What needs to be done | Write out each line of the listing as it stands, without the images.

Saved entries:

★ ★ ★

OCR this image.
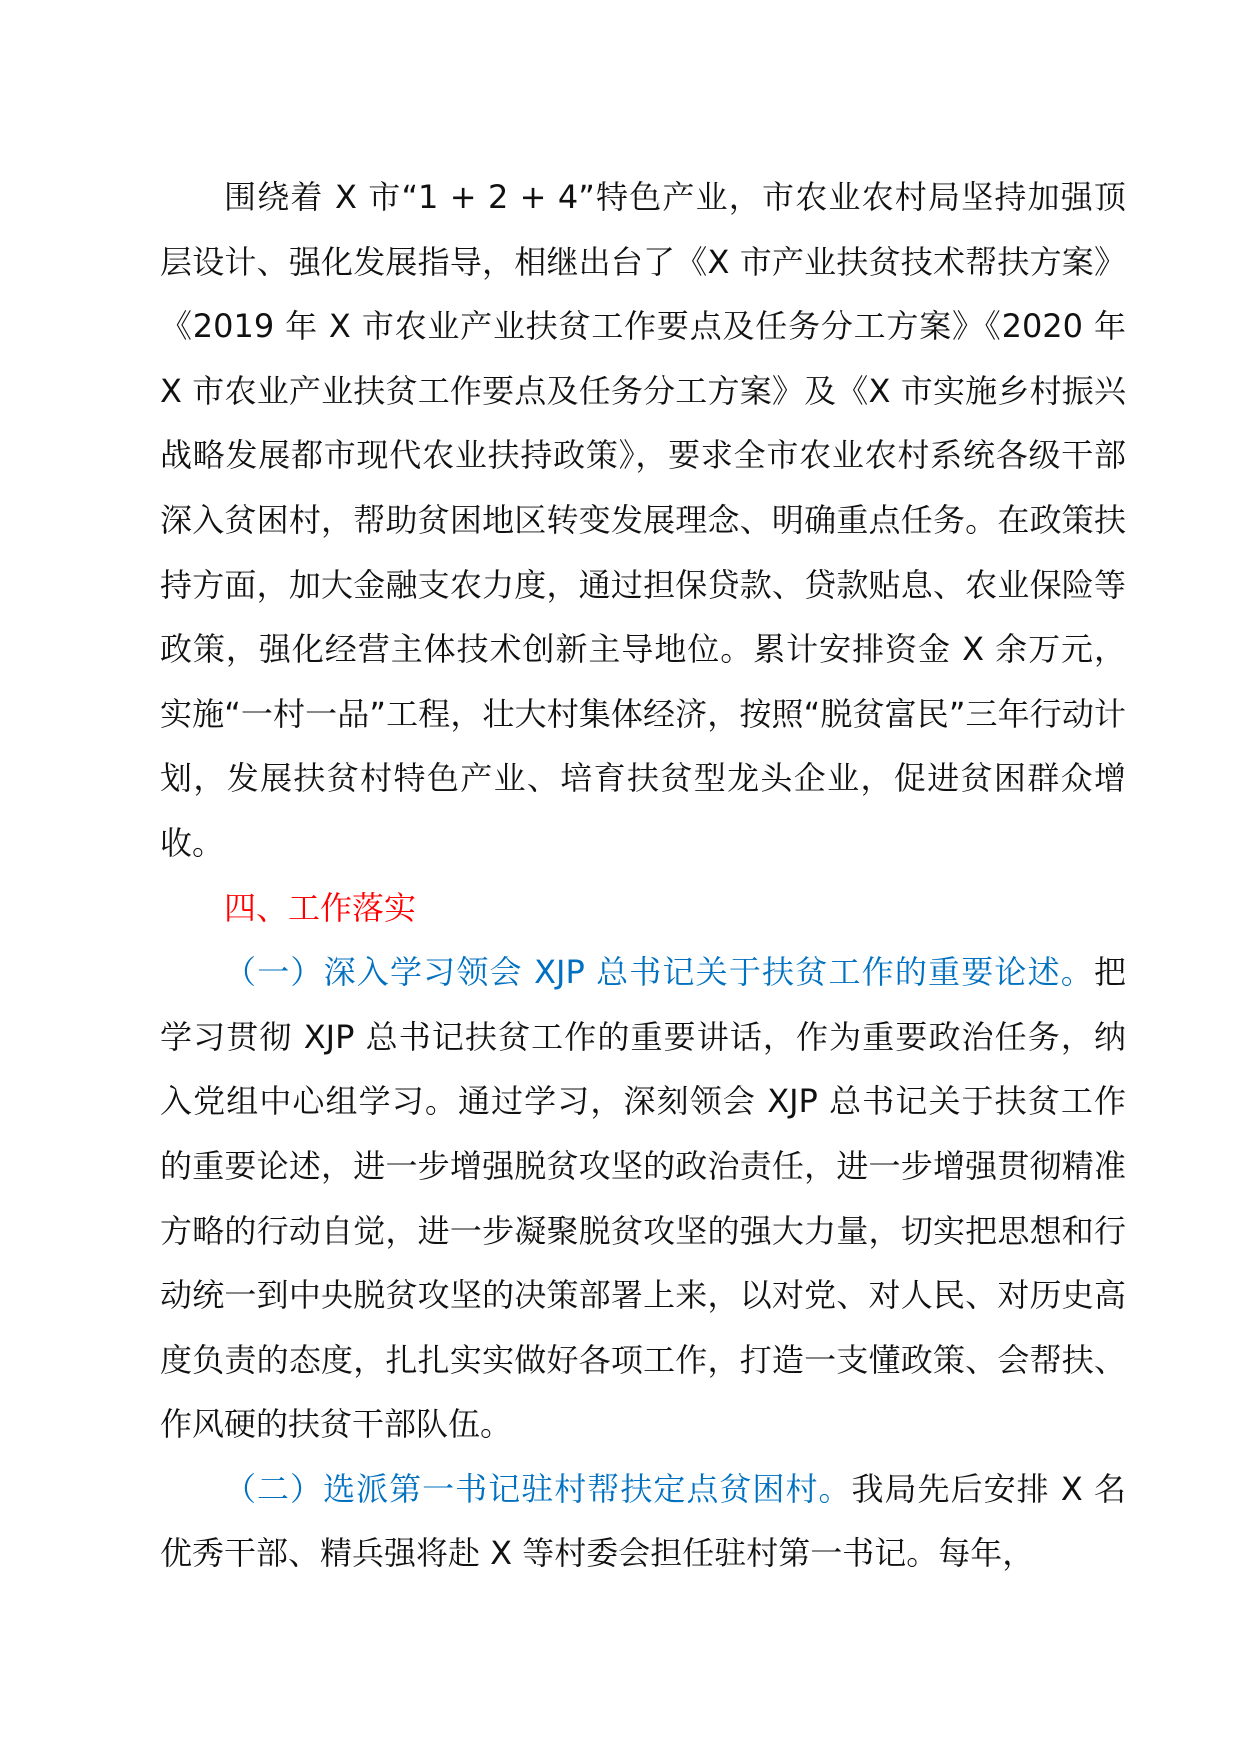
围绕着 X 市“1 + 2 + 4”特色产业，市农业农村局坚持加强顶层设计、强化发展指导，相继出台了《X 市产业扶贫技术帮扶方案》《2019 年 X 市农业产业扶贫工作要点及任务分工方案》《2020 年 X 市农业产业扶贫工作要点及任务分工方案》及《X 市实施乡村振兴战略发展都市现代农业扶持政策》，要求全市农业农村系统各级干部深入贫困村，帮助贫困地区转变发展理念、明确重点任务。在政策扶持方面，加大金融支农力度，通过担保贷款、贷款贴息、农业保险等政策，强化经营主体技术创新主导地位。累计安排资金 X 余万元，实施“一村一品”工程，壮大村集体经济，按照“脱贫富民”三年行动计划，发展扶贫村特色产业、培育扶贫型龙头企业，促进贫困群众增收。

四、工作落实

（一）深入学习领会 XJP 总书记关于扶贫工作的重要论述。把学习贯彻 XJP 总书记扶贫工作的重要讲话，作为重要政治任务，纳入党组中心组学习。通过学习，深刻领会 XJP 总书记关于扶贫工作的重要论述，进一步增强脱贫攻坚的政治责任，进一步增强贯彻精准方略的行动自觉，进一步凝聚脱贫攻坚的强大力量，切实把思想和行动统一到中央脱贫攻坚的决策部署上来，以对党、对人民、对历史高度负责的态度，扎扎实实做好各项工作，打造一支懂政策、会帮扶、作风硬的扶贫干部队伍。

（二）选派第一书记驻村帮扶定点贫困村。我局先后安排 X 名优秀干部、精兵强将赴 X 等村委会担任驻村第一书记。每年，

★ ★ ★

Answer to this exercise |
OCR this image.
围绕着 X 市“1 + 2 + 4”特色产业，市农业农村局坚持加强顶层设计、强化发展指导，相继出台了《X 市产业扶贫技术帮扶方案》《2019 年 X 市农业产业扶贫工作要点及任务分工方案》《2020 年 X 市农业产业扶贫工作要点及任务分工方案》及《X 市实施乡村振兴战略发展都市现代农业扶持政策》，要求全市农业农村系统各级干部深入贫困村，帮助贫困地区转变发展理念、明确重点任务。在政策扶持方面，加大金融支农力度，通过担保贷款、贷款贴息、农业保险等政策，强化经营主体技术创新主导地位。累计安排资金 X 余万元，实施“一村一品”工程，壮大村集体经济，按照“脱贫富民”三年行动计划，发展扶贫村特色产业、培育扶贫型龙头企业，促进贫困群众增收。

四、工作落实

（一）深入学习领会 XJP 总书记关于扶贫工作的重要论述。把学习贯彻 XJP 总书记扶贫工作的重要讲话，作为重要政治任务，纳入党组中心组学习。通过学习，深刻领会 XJP 总书记关于扶贫工作的重要论述，进一步增强脱贫攻坚的政治责任，进一步增强贯彻精准方略的行动自觉，进一步凝聚脱贫攻坚的强大力量，切实把思想和行动统一到中央脱贫攻坚的决策部署上来，以对党、对人民、对历史高度负责的态度，扎扎实实做好各项工作，打造一支懂政策、会帮扶、作风硬的扶贫干部队伍。

（二）选派第一书记驻村帮扶定点贫困村。我局先后安排 X 名优秀干部、精兵强将赴 X 等村委会担任驻村第一书记。每年，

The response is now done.